__What is being asked__:
Without the pictures, set down every line of the data exactly.
────────────────
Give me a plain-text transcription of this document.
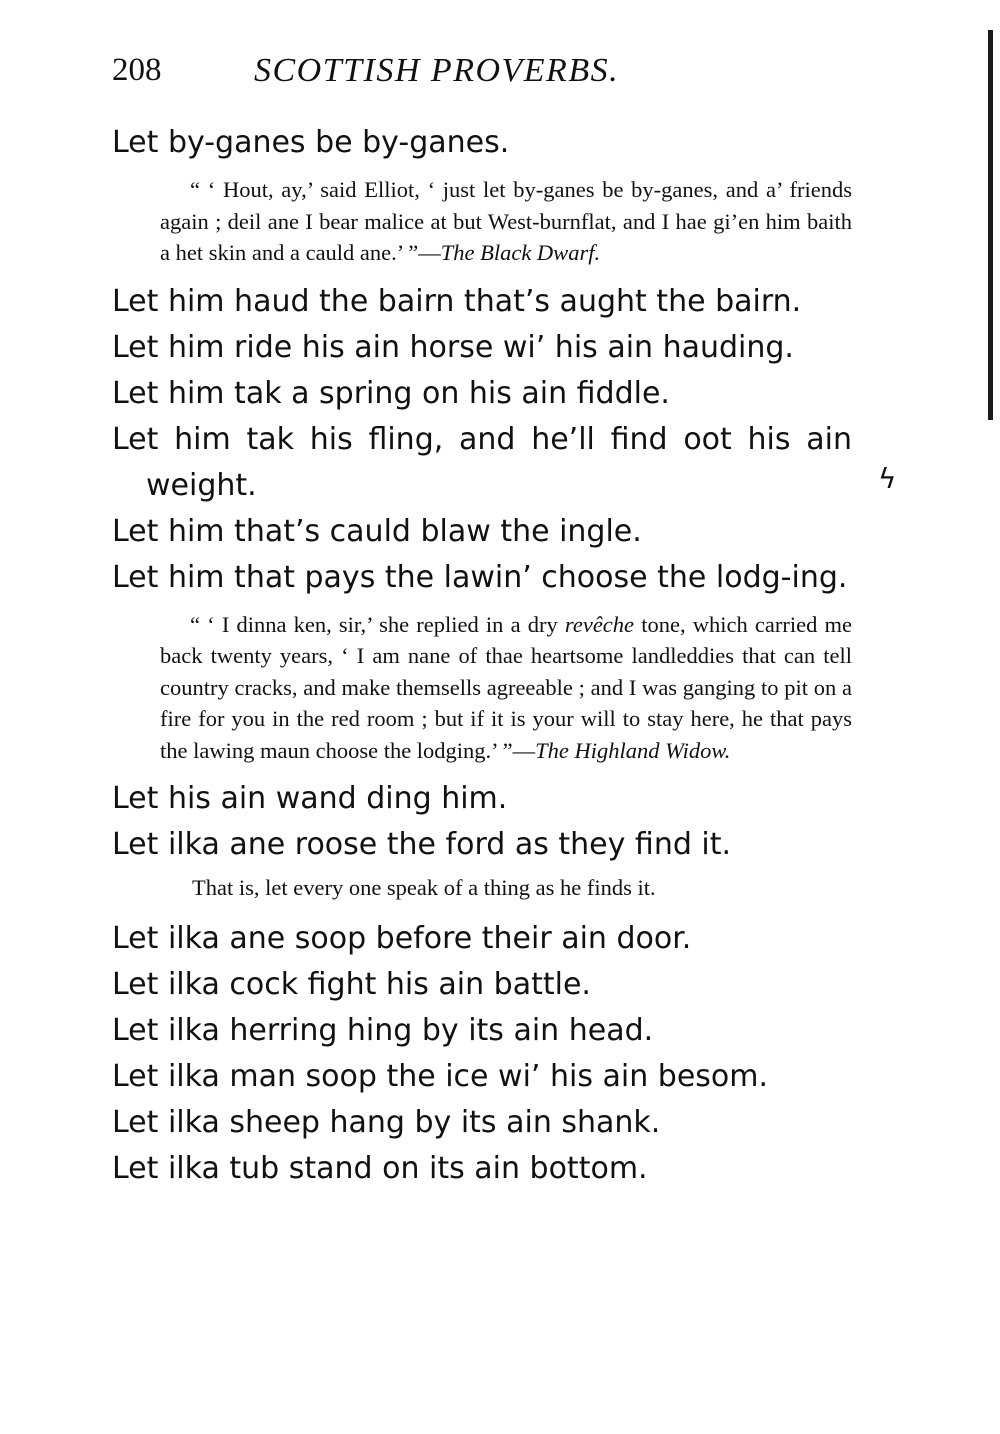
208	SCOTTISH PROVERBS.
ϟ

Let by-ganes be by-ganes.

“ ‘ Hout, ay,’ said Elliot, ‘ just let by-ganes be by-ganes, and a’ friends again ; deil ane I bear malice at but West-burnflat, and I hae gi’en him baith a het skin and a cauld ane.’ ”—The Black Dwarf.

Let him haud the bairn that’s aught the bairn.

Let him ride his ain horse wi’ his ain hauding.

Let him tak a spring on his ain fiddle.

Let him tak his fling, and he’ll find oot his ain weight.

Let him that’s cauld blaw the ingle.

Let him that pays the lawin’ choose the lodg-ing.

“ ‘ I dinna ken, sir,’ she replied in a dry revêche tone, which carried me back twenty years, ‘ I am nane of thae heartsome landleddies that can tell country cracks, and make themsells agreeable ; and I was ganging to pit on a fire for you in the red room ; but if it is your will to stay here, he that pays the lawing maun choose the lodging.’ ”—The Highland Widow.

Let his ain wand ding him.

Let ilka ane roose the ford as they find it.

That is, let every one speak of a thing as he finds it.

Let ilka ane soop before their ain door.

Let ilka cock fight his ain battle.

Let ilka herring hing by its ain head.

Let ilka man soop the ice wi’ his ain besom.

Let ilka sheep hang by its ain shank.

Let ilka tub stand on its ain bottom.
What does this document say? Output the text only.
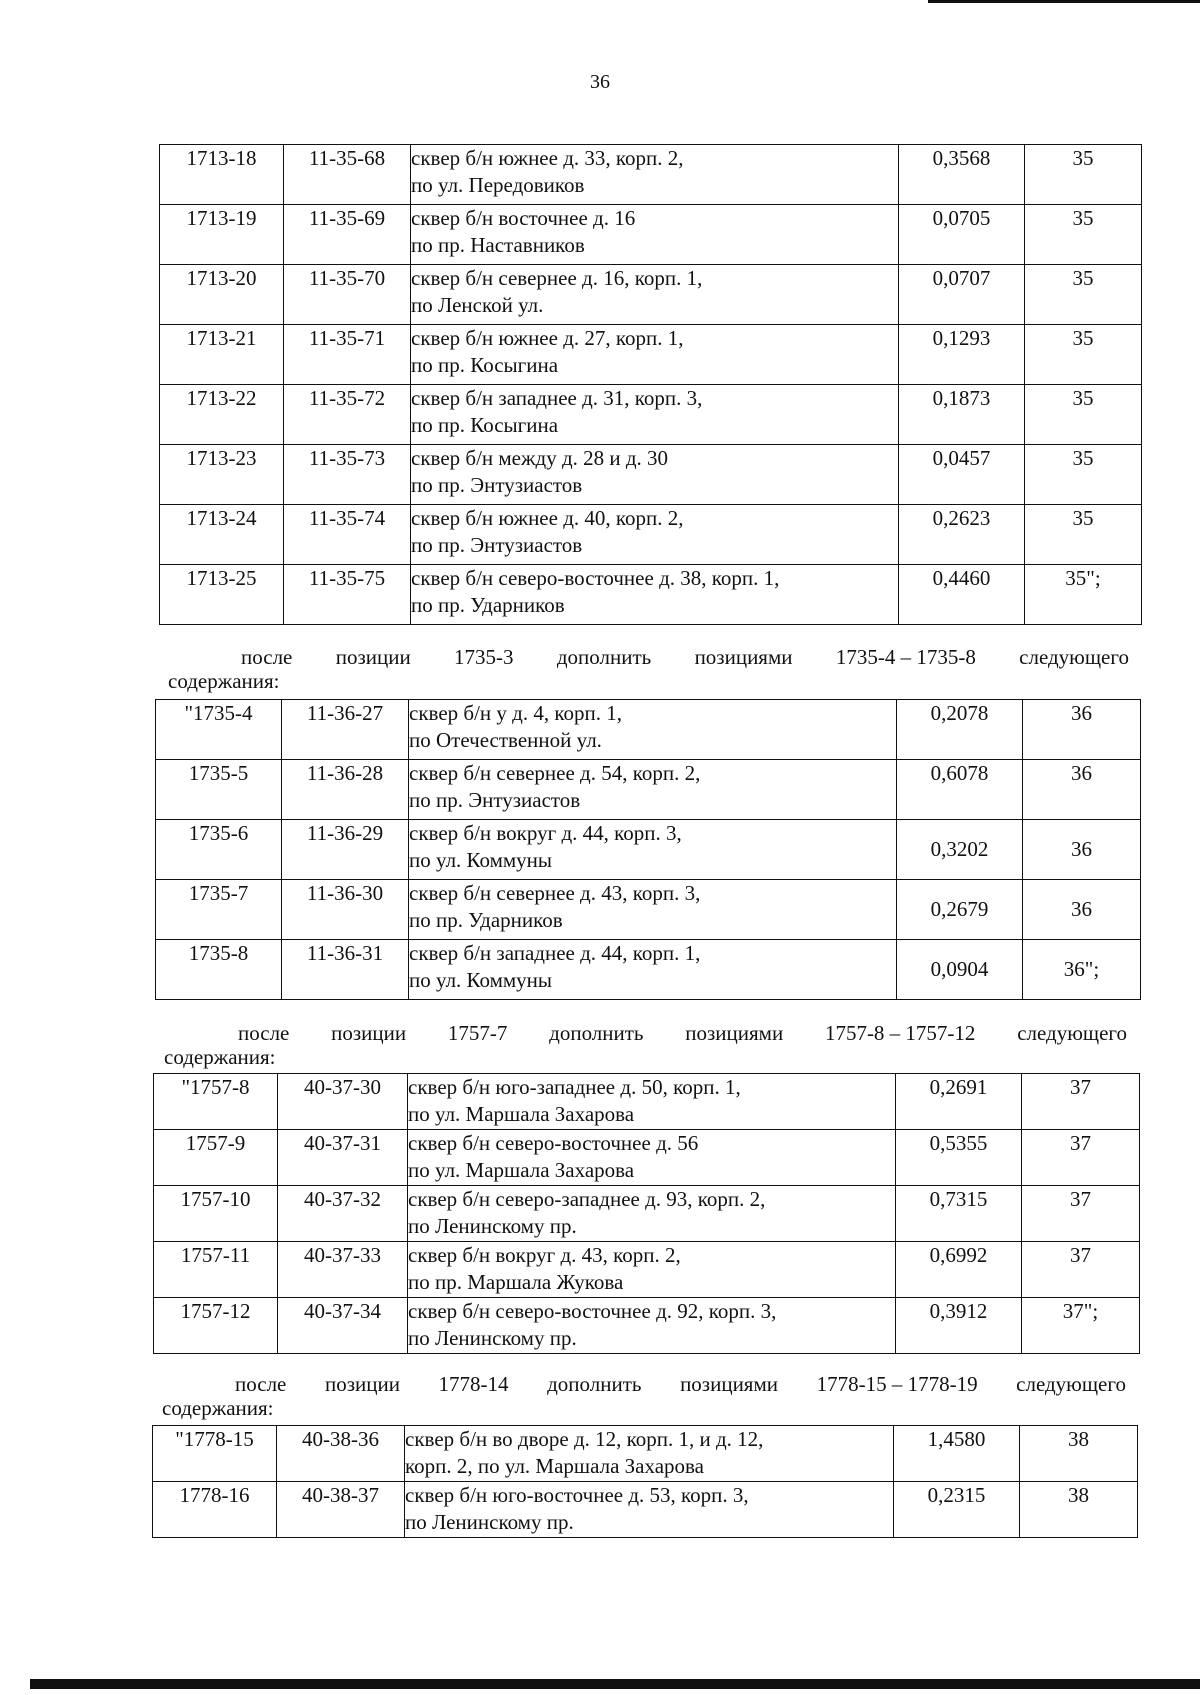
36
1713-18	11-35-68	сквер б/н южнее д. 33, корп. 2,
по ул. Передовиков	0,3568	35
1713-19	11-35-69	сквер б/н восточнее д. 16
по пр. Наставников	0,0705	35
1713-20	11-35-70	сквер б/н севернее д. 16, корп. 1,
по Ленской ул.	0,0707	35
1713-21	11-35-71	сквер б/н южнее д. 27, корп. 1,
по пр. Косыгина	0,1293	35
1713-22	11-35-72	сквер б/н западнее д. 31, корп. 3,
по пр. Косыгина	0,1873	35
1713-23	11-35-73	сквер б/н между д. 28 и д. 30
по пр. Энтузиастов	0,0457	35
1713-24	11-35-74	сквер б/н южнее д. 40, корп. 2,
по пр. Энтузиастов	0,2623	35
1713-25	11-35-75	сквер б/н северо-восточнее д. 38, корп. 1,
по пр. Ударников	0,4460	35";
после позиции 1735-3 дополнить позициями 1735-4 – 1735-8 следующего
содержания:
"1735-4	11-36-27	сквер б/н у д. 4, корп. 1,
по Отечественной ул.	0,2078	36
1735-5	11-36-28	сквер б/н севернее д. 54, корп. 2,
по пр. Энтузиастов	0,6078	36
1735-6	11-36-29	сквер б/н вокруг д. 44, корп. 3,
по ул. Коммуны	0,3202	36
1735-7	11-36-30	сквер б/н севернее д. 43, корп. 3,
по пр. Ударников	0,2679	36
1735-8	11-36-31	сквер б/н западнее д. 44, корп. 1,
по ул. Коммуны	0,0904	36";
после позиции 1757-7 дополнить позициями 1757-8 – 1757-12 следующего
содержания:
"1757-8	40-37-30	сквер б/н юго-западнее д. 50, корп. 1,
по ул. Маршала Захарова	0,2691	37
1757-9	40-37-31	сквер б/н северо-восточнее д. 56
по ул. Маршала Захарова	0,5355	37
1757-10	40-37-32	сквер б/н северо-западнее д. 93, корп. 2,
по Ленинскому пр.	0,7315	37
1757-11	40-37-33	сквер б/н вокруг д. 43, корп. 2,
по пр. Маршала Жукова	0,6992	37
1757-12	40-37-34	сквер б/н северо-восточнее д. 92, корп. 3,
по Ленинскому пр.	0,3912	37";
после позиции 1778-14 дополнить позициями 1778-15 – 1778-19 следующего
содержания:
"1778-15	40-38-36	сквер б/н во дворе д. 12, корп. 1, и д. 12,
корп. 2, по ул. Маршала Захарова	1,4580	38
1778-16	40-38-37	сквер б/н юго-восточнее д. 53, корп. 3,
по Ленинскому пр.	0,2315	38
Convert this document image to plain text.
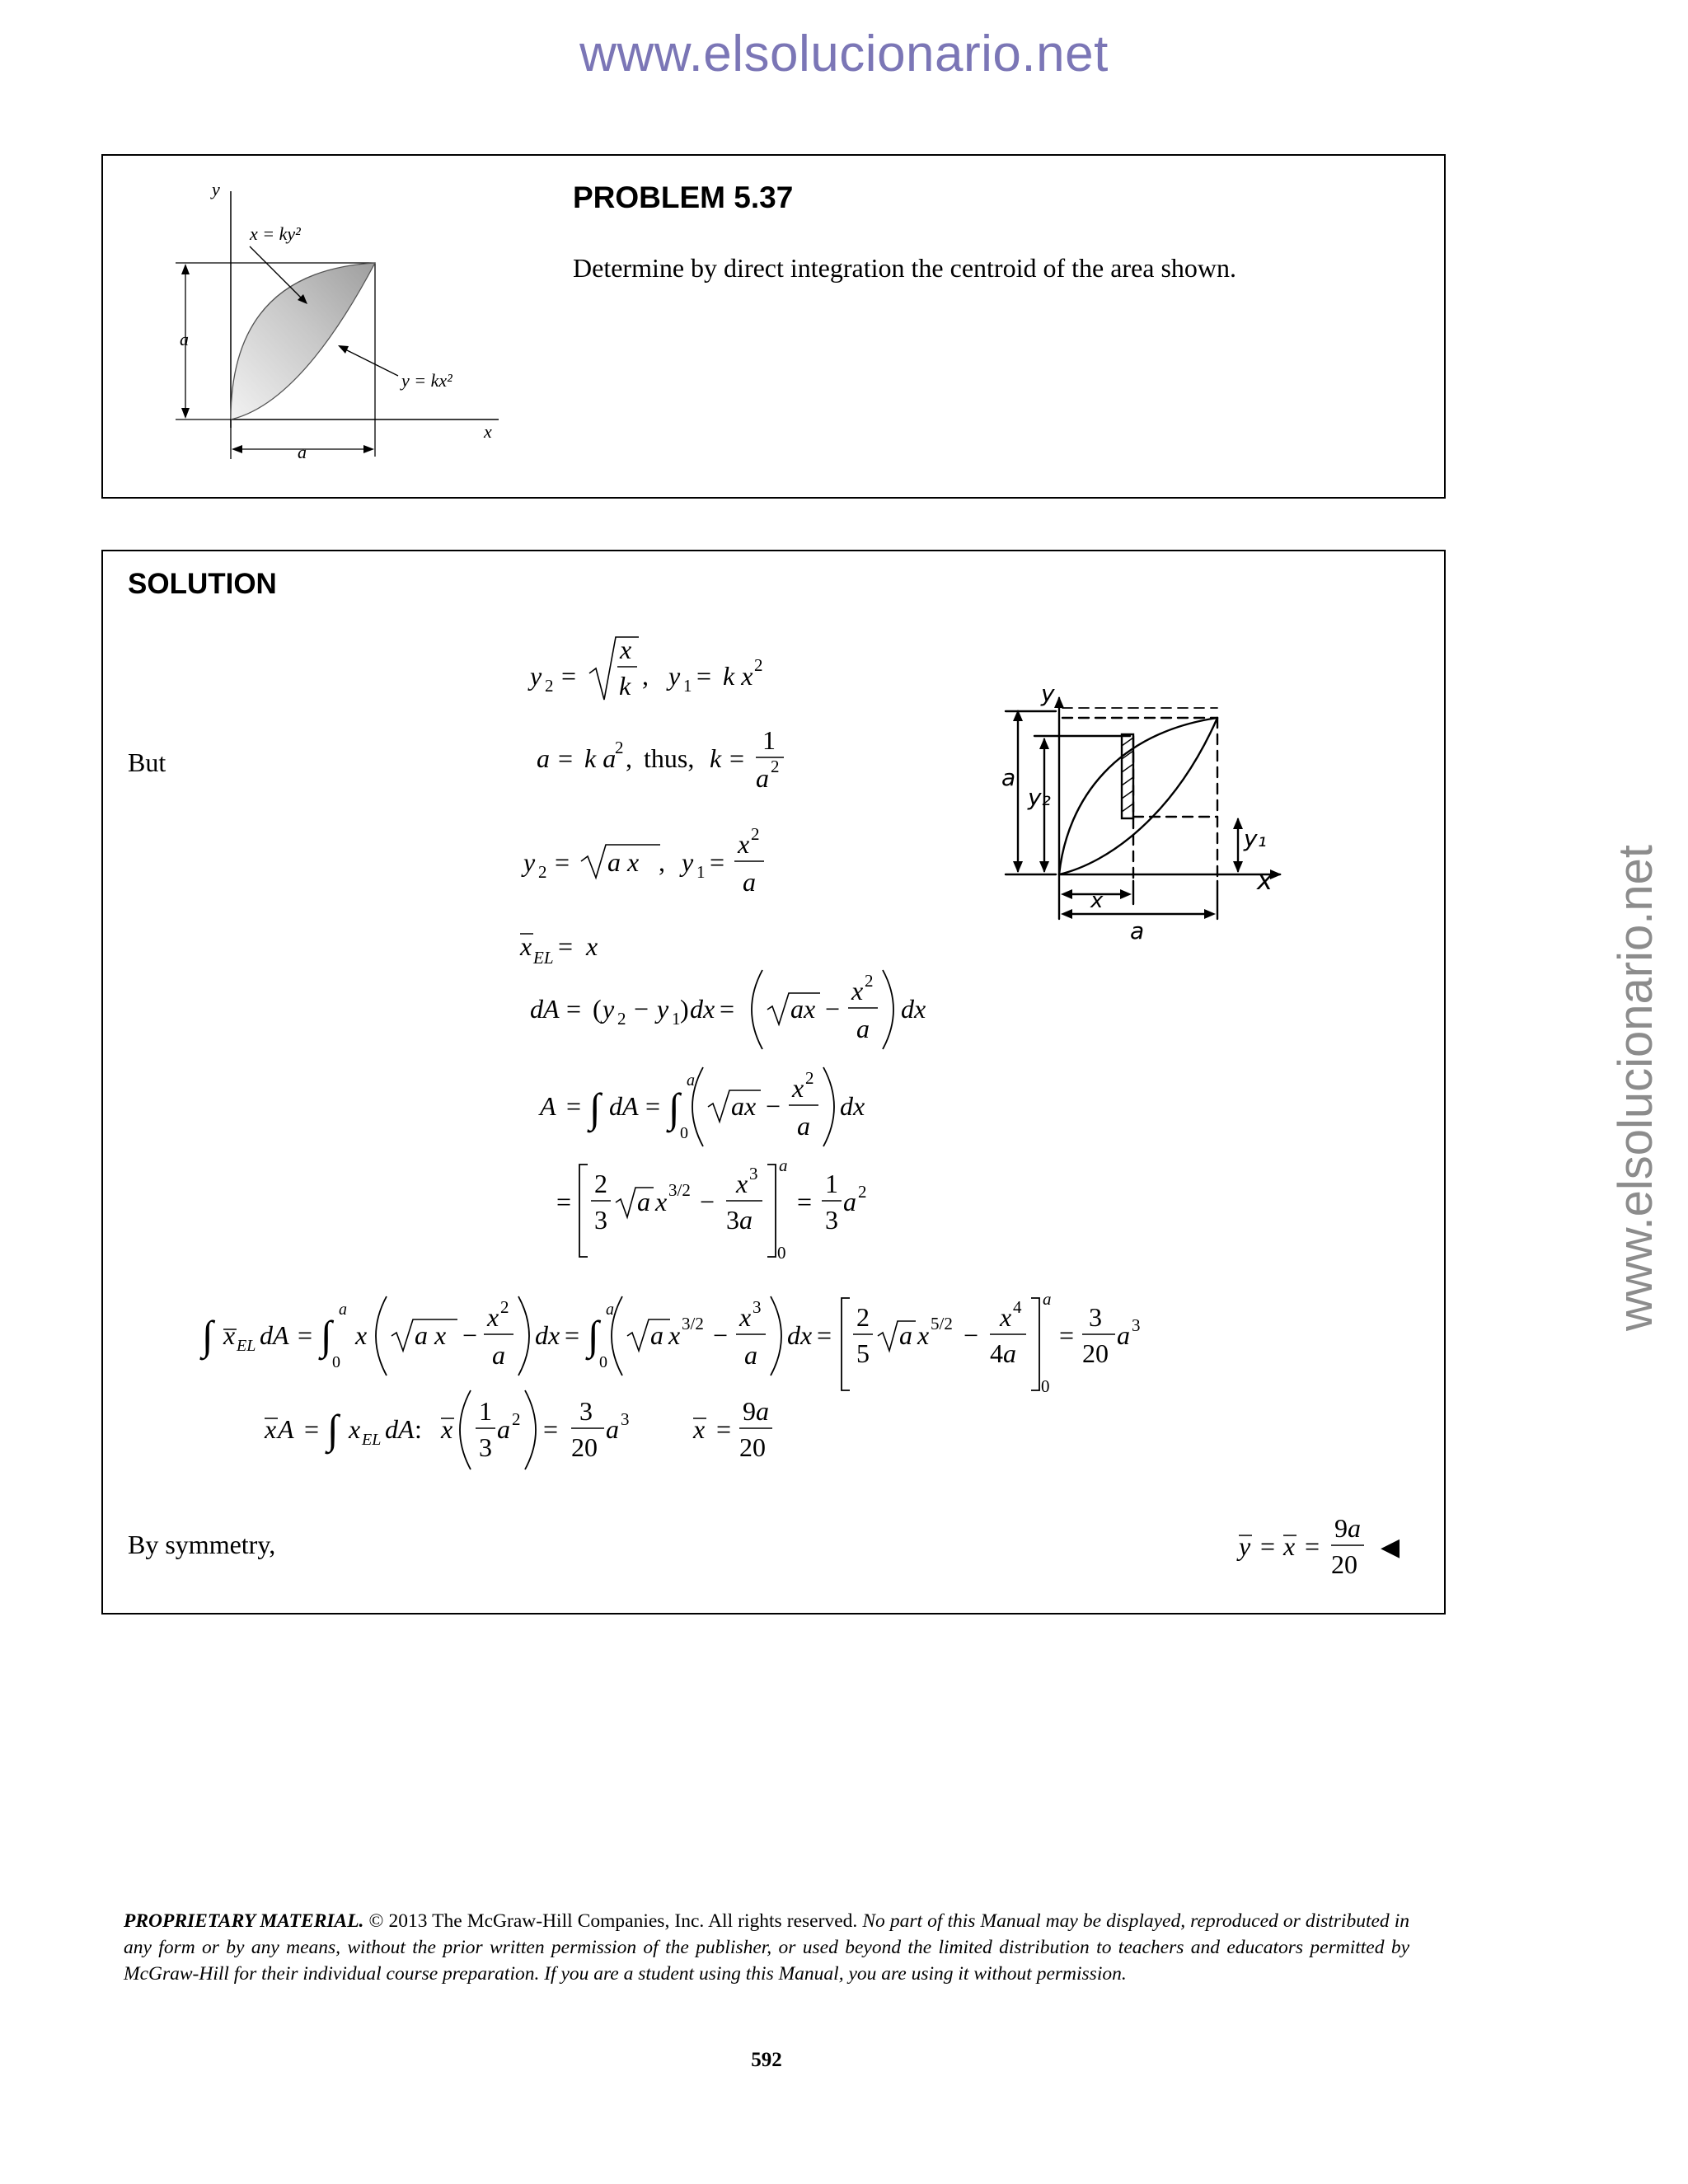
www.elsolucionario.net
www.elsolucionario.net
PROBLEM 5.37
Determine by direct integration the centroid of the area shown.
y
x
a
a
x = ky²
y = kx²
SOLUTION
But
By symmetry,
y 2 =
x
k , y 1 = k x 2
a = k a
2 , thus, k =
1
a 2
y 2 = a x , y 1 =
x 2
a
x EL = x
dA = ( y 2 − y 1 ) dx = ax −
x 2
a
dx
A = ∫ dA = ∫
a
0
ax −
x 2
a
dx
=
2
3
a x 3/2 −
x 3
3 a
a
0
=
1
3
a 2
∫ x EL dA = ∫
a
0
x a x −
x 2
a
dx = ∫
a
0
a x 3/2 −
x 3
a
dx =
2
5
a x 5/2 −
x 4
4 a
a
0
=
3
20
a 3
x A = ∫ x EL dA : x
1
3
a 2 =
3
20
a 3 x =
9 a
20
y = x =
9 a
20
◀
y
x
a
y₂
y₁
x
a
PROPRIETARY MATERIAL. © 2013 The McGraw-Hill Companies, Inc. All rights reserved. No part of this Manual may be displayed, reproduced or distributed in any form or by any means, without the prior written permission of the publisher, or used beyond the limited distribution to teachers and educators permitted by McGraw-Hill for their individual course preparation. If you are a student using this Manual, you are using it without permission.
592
────────────────
__Exercise response__:
Give me a plain-text transcription of this document.
208	SCOTTISH PROVERBS.
ϟ

Let by-ganes be by-ganes.

“ ‘ Hout, ay,’ said Elliot, ‘ just let by-ganes be by-ganes, and a’ friends again ; deil ane I bear malice at but West-burnflat, and I hae gi’en him baith a het skin and a cauld ane.’ ”—The Black Dwarf.

Let him haud the bairn that’s aught the bairn.

Let him ride his ain horse wi’ his ain hauding.

Let him tak a spring on his ain fiddle.

Let him tak his fling, and he’ll find oot his ain weight.

Let him that’s cauld blaw the ingle.

Let him that pays the lawin’ choose the lodg-ing.

“ ‘ I dinna ken, sir,’ she replied in a dry revêche tone, which carried me back twenty years, ‘ I am nane of thae heartsome landleddies that can tell country cracks, and make themsells agreeable ; and I was ganging to pit on a fire for you in the red room ; but if it is your will to stay here, he that pays the lawing maun choose the lodging.’ ”—The Highland Widow.

Let his ain wand ding him.

Let ilka ane roose the ford as they find it.

That is, let every one speak of a thing as he finds it.

Let ilka ane soop before their ain door.

Let ilka cock fight his ain battle.

Let ilka herring hing by its ain head.

Let ilka man soop the ice wi’ his ain besom.

Let ilka sheep hang by its ain shank.

Let ilka tub stand on its ain bottom.
What does this document say? Output the text only.
36
1713-18	11-35-68	сквер б/н южнее д. 33, корп. 2,
по ул. Передовиков	0,3568	35
1713-19	11-35-69	сквер б/н восточнее д. 16
по пр. Наставников	0,0705	35
1713-20	11-35-70	сквер б/н севернее д. 16, корп. 1,
по Ленской ул.	0,0707	35
1713-21	11-35-71	сквер б/н южнее д. 27, корп. 1,
по пр. Косыгина	0,1293	35
1713-22	11-35-72	сквер б/н западнее д. 31, корп. 3,
по пр. Косыгина	0,1873	35
1713-23	11-35-73	сквер б/н между д. 28 и д. 30
по пр. Энтузиастов	0,0457	35
1713-24	11-35-74	сквер б/н южнее д. 40, корп. 2,
по пр. Энтузиастов	0,2623	35
1713-25	11-35-75	сквер б/н северо-восточнее д. 38, корп. 1,
по пр. Ударников	0,4460	35";
после позиции 1735-3 дополнить позициями 1735-4 – 1735-8 следующего
содержания:
"1735-4	11-36-27	сквер б/н у д. 4, корп. 1,
по Отечественной ул.	0,2078	36
1735-5	11-36-28	сквер б/н севернее д. 54, корп. 2,
по пр. Энтузиастов	0,6078	36
1735-6	11-36-29	сквер б/н вокруг д. 44, корп. 3,
по ул. Коммуны	0,3202	36
1735-7	11-36-30	сквер б/н севернее д. 43, корп. 3,
по пр. Ударников	0,2679	36
1735-8	11-36-31	сквер б/н западнее д. 44, корп. 1,
по ул. Коммуны	0,0904	36";
после позиции 1757-7 дополнить позициями 1757-8 – 1757-12 следующего
содержания:
"1757-8	40-37-30	сквер б/н юго-западнее д. 50, корп. 1,
по ул. Маршала Захарова	0,2691	37
1757-9	40-37-31	сквер б/н северо-восточнее д. 56
по ул. Маршала Захарова	0,5355	37
1757-10	40-37-32	сквер б/н северо-западнее д. 93, корп. 2,
по Ленинскому пр.	0,7315	37
1757-11	40-37-33	сквер б/н вокруг д. 43, корп. 2,
по пр. Маршала Жукова	0,6992	37
1757-12	40-37-34	сквер б/н северо-восточнее д. 92, корп. 3,
по Ленинскому пр.	0,3912	37";
после позиции 1778-14 дополнить позициями 1778-15 – 1778-19 следующего
содержания:
"1778-15	40-38-36	сквер б/н во дворе д. 12, корп. 1, и д. 12,
корп. 2, по ул. Маршала Захарова	1,4580	38
1778-16	40-38-37	сквер б/н юго-восточнее д. 53, корп. 3,
по Ленинскому пр.	0,2315	38
Convert this document image to plain text.
www.elsolucionario.net
www.elsolucionario.net
PROBLEM 5.37
Determine by direct integration the centroid of the area shown.
y
x
a
a
x = ky²
y = kx²
SOLUTION
But
By symmetry,
y 2 =
x
k , y 1 = k x 2
a = k a
2 , thus, k =
1
a 2
y 2 = a x , y 1 =
x 2
a
x EL = x
dA = ( y 2 − y 1 ) dx = ax −
x 2
a
dx
A = ∫ dA = ∫
a
0
ax −
x 2
a
dx
=
2
3
a x 3/2 −
x 3
3 a
a
0
=
1
3
a 2
∫ x EL dA = ∫
a
0
x a x −
x 2
a
dx = ∫
a
0
a x 3/2 −
x 3
a
dx =
2
5
a x 5/2 −
x 4
4 a
a
0
=
3
20
a 3
x A = ∫ x EL dA : x
1
3
a 2 =
3
20
a 3 x =
9 a
20
y = x =
9 a
20
◀
y
x
a
y₂
y₁
x
a
PROPRIETARY MATERIAL. © 2013 The McGraw-Hill Companies, Inc. All rights reserved. No part of this Manual may be displayed, reproduced or distributed in any form or by any means, without the prior written permission of the publisher, or used beyond the limited distribution to teachers and educators permitted by McGraw-Hill for their individual course preparation. If you are a student using this Manual, you are using it without permission.
592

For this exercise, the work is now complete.